REQUIRED WORK:
Report each line of the data that has "with" somewhere in it.

Source data:
*-*-*

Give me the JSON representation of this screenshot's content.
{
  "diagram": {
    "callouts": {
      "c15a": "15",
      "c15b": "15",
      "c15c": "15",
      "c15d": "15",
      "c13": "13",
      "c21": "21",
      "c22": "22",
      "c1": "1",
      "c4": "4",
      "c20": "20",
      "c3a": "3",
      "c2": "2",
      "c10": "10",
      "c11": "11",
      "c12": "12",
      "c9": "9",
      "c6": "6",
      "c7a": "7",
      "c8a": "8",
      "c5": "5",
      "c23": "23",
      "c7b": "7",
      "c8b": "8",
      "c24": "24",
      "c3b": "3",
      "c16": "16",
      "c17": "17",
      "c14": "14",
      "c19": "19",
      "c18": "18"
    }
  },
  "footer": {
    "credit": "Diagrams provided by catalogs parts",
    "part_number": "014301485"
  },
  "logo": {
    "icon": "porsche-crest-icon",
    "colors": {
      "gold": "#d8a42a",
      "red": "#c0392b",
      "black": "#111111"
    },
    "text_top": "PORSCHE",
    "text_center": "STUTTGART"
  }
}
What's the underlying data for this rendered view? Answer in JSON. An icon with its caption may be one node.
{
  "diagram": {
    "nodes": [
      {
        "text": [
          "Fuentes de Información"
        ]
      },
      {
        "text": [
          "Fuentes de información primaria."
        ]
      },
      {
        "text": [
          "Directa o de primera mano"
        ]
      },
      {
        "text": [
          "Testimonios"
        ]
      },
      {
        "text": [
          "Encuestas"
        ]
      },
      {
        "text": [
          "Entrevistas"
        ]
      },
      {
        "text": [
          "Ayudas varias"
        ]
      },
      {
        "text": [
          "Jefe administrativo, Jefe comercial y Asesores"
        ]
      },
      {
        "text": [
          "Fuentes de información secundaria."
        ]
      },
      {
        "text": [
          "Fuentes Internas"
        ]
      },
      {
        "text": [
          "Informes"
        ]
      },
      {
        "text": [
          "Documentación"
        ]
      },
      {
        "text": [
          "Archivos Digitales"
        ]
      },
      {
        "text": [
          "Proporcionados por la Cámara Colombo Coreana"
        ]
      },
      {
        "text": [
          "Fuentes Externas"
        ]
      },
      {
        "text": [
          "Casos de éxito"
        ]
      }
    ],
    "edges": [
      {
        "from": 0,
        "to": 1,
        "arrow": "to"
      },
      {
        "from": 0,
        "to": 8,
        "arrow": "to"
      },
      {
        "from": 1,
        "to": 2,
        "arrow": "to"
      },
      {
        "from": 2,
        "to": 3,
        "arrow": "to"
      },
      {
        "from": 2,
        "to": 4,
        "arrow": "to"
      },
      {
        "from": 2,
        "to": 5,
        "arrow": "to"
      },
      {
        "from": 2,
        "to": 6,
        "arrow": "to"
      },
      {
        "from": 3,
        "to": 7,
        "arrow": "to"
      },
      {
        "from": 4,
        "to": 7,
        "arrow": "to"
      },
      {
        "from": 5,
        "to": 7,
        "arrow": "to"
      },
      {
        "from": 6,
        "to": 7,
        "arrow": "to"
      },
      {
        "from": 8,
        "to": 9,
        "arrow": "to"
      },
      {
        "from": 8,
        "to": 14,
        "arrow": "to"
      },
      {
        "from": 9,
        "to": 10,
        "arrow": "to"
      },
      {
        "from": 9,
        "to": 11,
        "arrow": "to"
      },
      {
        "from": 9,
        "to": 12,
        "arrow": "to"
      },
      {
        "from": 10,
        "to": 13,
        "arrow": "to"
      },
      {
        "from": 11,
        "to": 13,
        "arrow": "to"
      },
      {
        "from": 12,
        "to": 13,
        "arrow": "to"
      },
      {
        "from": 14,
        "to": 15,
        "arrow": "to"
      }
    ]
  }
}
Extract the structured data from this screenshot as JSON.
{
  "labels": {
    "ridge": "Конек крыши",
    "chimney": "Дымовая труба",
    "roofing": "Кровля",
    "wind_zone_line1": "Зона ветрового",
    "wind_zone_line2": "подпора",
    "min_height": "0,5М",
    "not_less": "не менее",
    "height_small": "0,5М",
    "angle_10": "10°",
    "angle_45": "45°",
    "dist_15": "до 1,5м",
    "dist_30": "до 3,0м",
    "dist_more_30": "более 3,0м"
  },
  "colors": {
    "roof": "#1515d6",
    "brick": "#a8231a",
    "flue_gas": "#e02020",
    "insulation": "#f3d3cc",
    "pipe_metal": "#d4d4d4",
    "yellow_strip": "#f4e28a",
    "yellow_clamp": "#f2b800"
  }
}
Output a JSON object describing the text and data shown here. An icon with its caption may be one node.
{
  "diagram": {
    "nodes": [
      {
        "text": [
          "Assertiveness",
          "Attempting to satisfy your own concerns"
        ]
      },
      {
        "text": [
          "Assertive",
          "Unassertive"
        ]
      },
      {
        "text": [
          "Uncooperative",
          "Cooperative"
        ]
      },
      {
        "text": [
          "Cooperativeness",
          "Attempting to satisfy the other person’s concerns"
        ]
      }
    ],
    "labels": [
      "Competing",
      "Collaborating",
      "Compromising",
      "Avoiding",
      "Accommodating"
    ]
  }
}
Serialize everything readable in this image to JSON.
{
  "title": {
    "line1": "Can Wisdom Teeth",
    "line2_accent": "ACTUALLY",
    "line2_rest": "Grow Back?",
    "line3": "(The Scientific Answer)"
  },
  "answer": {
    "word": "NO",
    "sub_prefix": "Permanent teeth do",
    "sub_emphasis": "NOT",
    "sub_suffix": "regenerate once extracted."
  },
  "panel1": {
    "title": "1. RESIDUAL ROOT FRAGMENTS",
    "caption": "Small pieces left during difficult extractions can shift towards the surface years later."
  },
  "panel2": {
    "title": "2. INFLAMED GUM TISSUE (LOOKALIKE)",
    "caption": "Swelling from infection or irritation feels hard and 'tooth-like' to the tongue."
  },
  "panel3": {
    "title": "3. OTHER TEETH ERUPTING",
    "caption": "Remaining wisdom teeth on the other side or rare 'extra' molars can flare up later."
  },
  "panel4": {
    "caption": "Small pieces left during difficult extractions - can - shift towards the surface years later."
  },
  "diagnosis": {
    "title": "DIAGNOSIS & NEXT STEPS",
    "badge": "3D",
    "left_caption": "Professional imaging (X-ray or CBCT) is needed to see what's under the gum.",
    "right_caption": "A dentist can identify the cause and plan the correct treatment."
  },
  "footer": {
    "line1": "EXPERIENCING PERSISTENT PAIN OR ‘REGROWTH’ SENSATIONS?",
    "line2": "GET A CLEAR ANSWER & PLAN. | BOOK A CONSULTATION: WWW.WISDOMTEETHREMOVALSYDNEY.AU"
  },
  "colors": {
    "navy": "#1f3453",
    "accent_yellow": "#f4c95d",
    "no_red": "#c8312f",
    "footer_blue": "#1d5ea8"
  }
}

*-*-*

EXPECTED OUTPUT:
What's the underlying data for this rendered view? Answer in JSON. An icon with its caption may be one node.
Output a JSON object describing the text and data shown here. An icon with its caption may be one node.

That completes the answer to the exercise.